DATASET ROWS
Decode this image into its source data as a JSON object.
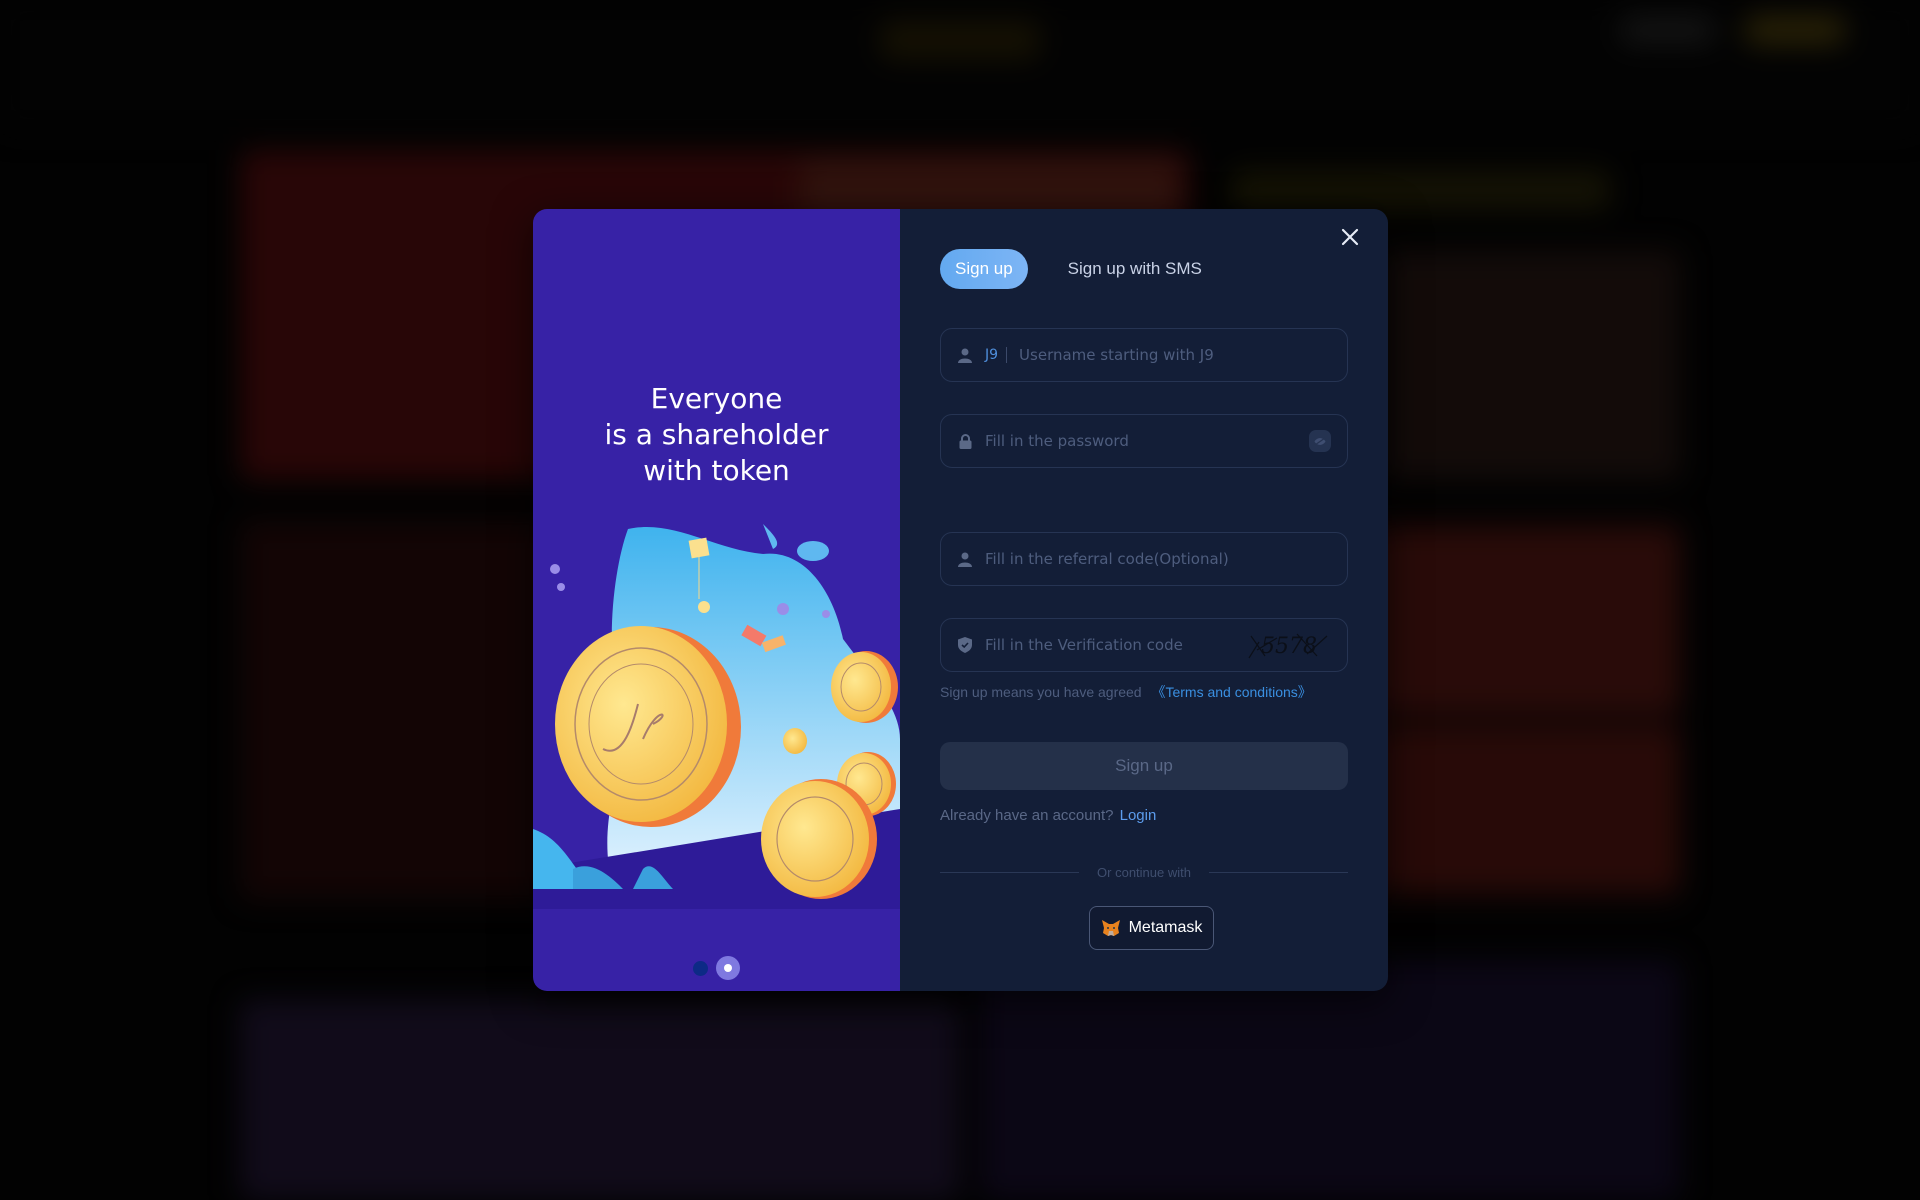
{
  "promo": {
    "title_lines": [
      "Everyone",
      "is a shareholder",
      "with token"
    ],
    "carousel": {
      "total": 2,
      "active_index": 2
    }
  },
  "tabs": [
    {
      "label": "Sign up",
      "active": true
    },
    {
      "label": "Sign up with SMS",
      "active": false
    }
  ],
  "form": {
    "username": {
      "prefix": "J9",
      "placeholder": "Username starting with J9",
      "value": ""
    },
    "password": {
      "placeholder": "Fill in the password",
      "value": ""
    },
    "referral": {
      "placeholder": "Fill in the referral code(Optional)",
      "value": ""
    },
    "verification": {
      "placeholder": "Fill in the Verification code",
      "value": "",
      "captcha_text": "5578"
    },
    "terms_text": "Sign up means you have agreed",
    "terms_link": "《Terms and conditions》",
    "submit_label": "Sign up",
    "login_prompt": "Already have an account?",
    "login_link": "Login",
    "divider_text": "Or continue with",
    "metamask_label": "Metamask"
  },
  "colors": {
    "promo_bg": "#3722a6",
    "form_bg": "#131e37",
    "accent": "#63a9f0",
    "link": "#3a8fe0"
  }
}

WRITTEN REQUEST
Reproduce the listing exactly. Leave its pictures out.

THE ANSWER
Decode this image into its source data as a JSON object.
{
  "promo": {
    "title_lines": [
      "Everyone",
      "is a shareholder",
      "with token"
    ],
    "carousel": {
      "total": 2,
      "active_index": 2
    }
  },
  "tabs": [
    {
      "label": "Sign up",
      "active": true
    },
    {
      "label": "Sign up with SMS",
      "active": false
    }
  ],
  "form": {
    "username": {
      "prefix": "J9",
      "placeholder": "Username starting with J9",
      "value": ""
    },
    "password": {
      "placeholder": "Fill in the password",
      "value": ""
    },
    "referral": {
      "placeholder": "Fill in the referral code(Optional)",
      "value": ""
    },
    "verification": {
      "placeholder": "Fill in the Verification code",
      "value": "",
      "captcha_text": "5578"
    },
    "terms_text": "Sign up means you have agreed",
    "terms_link": "《Terms and conditions》",
    "submit_label": "Sign up",
    "login_prompt": "Already have an account?",
    "login_link": "Login",
    "divider_text": "Or continue with",
    "metamask_label": "Metamask"
  },
  "colors": {
    "promo_bg": "#3722a6",
    "form_bg": "#131e37",
    "accent": "#63a9f0",
    "link": "#3a8fe0"
  }
}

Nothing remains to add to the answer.